▶ Given problem 1: Rename "landfall-point" to "landfall-marker" in the rows, starting at their first line and going up to and including the line with "date-label: 05/24 — [404, 838, 463, 864]". Write out those lines again with everything else unchanged.

A croque monsieur and a croque madame are both grilled ham and cheese sandwiches that the French enjoy in cafés nearly every where for lunch. The main difference between the two is that a croque madame has an egg on top, while a croque monsieur does not. Then there is the Monte Cristo, which is nearly the same as the Monsieur except that it may add other meat, such as turkey and is often sprinkled with powdered sugar and served with jam or jelly.
All use pain de mie, which is a thin, soft crusted white or brown bread which essentially describes all of Abigail's Oven breads (except for maybe, the Jewish Rye, because of its unique flavor from caraway seeds). When these are made, the French often have the crust trimmed off all together or sandwiches are cut in round or star shapes, which also removes the crust. Naturally these shaped versions make delicate sandwiches that are a natural for any brunch, but simply cutting our bread into triangles will give essentially the same effect.
Here is a more detailed look at the three sandwiches:
The Croque Monsieur: (French pronunciation: [krowk muh·syur]) on our Country Loaf. The name "croque monsieur" comes from the French words "croque" (to crunch) and "monsieur" (mister). The name is thought to have originated in the early 20th century, when the sandwich was first created as a hearty meal for men.
A croque monsieur is traditionally made with thinly sliced baked or boiled ham and sliced cheese placed between slices of our REAL™ Sourdough Bread, topped with grated cheese and slightly salted and peppered, and then baked in an oven or fried in a frying pan.
Traditionally Gruyère is used, but sometimes Comté or Emmentaler cheese might be used. Most brasseries also add béchamel sauce. The croque monsieur may be baked or fried so that the topping melts and forms a browned crust.
Croque Madame: A croque madame is made with all the same ingredients as a croque monsieur, but with an egg on top (notice the béchamel sauce was not baked, but left loose under the egg). The egg could be sunny side up or poached and is usually placed on top of the sandwich after it is grilled, but either way the yolk should be left runny so that when cut it will drizzle down the sandwich.
The name "croque madame" is thought to have originated in the 1960s. The name is a play on words, as the fried egg on top of the sandwich is said to resemble a woman's hat.
A Monte Cristo sandwich is a variation of the croque monsieur, but with the addition of sliced turkey added the ham and Swiss cheese. Also, this sandwich is dipped in an egg batter, like French toast, and pan-fried instead of grilled, until golden brown. It is typically served with powdered sugar and a side of jam or maple syrup. The result is a sweet and savory combination that is golden and crispy on the outside but custardy in the middle.

▶ Given problem 2: Repeat word for word the passage of the sandwich text from "Here is a more" up to and including "a frying pan.".

▶ Data supplied:
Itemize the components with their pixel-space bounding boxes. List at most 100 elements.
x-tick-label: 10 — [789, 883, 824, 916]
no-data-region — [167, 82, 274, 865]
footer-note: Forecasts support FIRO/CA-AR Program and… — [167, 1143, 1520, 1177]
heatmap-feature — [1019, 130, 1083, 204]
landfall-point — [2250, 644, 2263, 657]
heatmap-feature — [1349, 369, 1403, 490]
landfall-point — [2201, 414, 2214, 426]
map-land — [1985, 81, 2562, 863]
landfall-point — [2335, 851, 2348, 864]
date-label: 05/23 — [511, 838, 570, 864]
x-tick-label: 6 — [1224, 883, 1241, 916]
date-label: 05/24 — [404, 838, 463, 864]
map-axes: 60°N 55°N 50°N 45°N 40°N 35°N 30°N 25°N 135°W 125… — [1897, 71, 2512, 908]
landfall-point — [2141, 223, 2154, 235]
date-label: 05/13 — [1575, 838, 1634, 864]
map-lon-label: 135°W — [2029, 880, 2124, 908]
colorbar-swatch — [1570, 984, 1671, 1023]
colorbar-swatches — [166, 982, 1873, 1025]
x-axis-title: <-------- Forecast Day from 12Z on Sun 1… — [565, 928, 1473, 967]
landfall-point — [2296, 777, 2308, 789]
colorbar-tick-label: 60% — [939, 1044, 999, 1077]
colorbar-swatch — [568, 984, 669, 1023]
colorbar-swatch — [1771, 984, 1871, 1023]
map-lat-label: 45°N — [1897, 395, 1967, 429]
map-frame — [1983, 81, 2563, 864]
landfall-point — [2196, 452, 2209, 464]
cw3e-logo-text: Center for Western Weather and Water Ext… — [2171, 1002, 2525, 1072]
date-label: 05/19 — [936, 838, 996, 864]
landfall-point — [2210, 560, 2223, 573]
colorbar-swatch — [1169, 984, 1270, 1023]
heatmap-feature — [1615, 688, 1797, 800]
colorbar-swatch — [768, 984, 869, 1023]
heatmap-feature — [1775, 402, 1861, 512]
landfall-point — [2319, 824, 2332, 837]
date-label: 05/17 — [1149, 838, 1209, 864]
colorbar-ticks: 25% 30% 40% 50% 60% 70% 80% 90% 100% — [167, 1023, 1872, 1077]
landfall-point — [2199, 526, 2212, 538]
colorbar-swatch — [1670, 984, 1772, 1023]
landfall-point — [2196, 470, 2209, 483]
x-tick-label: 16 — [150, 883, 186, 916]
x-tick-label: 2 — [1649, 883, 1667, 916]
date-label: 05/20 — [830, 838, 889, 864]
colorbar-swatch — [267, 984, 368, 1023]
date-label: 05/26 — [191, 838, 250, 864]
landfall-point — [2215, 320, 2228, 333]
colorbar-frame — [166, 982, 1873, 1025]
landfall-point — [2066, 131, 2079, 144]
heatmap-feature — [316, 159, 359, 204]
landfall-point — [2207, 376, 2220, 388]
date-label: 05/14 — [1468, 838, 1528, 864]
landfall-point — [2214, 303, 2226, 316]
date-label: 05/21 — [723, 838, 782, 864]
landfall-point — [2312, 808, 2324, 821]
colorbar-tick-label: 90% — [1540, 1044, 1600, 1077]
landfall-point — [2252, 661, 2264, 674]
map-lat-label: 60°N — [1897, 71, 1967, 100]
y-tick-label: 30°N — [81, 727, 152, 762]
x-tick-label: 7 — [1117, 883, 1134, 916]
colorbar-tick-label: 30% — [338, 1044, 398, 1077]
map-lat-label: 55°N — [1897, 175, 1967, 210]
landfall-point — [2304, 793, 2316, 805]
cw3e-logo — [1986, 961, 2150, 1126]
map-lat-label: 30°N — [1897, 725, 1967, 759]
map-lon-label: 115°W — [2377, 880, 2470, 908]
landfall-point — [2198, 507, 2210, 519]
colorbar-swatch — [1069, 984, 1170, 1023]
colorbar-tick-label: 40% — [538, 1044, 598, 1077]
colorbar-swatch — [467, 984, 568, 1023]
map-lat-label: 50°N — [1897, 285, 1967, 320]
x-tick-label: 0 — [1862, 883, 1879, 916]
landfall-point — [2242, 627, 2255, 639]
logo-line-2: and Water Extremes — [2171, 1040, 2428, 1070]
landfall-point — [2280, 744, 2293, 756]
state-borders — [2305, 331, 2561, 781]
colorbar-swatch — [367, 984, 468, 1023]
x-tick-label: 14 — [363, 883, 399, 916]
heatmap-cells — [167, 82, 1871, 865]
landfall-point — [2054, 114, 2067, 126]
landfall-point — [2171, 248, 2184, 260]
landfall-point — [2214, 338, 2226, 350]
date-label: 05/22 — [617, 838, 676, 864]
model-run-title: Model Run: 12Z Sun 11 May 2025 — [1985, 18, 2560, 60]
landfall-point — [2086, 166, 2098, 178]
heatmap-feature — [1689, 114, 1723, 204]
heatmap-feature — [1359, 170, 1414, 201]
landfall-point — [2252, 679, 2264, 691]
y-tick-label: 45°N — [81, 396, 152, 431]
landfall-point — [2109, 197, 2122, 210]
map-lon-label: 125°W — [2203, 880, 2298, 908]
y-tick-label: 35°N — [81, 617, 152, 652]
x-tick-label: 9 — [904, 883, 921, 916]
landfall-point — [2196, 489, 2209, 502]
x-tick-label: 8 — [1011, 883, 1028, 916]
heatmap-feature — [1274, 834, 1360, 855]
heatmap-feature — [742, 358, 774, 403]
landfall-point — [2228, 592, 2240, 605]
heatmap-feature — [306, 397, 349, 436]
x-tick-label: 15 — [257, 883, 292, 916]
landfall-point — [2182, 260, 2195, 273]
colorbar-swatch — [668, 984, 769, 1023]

▶ Result 1:
Itemize the components with their pixel-space bounding boxes. List at most 100 elements.
x-tick-label: 10 — [789, 883, 824, 916]
no-data-region — [167, 82, 274, 865]
footer-note: Forecasts support FIRO/CA-AR Program and… — [167, 1143, 1520, 1177]
heatmap-feature — [1019, 130, 1083, 204]
landfall-marker — [2250, 644, 2263, 657]
heatmap-feature — [1349, 369, 1403, 490]
landfall-marker — [2201, 414, 2214, 426]
map-land — [1985, 81, 2562, 863]
landfall-marker — [2335, 851, 2348, 864]
date-label: 05/23 — [511, 838, 570, 864]
x-tick-label: 6 — [1224, 883, 1241, 916]
date-label: 05/24 — [404, 838, 463, 864]

▶ Result 2:
Here is a more detailed look at the three sandwiches:
The Croque Monsieur: (French pronunciation: [krowk muh·syur]) on our Country Loaf. The name "croque monsieur" comes from the French words "croque" (to crunch) and "monsieur" (mister). The name is thought to have originated in the early 20th century, when the sandwich was first created as a hearty meal for men.
A croque monsieur is traditionally made with thinly sliced baked or boiled ham and sliced cheese placed between slices of our REAL™ Sourdough Bread, topped with grated cheese and slightly salted and peppered, and then baked in an oven or fried in a frying pan.